RECORDS PROVIDED:
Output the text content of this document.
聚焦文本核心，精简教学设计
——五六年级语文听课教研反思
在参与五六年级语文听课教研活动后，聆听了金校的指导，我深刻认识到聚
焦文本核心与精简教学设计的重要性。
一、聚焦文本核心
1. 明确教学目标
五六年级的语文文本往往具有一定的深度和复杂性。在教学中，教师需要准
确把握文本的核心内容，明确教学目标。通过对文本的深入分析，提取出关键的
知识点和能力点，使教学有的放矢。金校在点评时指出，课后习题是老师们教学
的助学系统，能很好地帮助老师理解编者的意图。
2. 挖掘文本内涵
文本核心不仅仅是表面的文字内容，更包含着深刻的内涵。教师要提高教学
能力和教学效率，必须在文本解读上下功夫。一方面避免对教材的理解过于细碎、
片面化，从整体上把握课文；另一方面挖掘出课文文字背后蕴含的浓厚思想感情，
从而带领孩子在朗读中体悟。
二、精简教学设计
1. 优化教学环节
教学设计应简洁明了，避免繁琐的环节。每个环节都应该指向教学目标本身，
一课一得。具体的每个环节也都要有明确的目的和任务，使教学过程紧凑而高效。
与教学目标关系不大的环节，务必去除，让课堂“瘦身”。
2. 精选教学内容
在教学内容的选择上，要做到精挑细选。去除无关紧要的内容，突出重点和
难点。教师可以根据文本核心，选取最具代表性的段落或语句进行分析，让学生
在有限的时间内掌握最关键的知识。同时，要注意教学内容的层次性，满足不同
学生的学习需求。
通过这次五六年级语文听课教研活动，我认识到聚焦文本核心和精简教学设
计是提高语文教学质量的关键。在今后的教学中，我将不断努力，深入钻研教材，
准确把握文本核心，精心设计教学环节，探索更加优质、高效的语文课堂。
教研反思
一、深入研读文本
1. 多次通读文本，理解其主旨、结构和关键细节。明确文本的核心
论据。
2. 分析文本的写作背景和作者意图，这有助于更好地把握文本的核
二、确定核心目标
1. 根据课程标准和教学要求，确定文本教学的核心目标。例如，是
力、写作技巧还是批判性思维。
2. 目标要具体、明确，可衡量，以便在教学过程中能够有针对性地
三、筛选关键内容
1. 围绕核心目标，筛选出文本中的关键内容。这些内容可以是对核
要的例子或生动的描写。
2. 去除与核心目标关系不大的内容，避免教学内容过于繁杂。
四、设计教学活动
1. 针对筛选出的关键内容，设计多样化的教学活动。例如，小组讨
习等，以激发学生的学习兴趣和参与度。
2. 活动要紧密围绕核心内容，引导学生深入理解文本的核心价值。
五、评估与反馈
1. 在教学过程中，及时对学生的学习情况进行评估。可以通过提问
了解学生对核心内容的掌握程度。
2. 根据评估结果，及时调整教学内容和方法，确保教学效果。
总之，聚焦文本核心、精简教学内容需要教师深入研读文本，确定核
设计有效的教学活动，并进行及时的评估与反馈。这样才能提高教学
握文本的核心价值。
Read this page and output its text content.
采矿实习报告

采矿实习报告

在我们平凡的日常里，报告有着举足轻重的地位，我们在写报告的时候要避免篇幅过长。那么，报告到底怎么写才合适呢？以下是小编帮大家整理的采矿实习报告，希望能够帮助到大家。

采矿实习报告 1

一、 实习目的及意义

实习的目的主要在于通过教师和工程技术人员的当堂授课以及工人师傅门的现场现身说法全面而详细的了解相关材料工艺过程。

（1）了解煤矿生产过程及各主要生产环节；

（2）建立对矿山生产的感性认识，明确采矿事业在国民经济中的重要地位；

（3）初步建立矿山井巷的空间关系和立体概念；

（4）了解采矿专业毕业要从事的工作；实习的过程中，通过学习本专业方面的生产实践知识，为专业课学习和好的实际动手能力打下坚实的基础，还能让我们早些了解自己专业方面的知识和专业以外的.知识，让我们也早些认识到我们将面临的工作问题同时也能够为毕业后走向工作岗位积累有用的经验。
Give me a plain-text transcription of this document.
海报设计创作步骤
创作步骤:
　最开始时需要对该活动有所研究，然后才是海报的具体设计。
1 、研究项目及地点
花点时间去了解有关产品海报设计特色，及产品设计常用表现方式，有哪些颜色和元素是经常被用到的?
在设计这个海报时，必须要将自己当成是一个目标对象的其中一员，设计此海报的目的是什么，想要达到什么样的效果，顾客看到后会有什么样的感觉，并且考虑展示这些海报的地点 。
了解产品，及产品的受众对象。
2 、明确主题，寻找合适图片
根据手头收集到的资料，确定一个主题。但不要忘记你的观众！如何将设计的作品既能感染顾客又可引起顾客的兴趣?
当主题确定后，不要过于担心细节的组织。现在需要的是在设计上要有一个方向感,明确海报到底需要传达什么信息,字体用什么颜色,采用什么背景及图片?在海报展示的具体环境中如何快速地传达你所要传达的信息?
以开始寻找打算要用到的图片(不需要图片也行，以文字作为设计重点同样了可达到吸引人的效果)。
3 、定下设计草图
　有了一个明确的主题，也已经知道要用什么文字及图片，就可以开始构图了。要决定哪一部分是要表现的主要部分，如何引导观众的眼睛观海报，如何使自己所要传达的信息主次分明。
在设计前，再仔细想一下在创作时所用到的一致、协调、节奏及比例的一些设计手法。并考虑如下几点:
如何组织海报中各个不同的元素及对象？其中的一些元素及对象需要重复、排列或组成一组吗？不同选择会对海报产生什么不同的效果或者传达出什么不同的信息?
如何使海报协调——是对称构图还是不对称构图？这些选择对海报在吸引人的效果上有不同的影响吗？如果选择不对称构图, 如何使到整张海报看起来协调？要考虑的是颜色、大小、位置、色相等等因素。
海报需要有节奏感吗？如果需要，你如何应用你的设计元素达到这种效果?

TASK DETAILS: Of the lines in the listing, how many hold the word "content"? Nothing but the number is needed.

PROBLEM SOLUTION: 2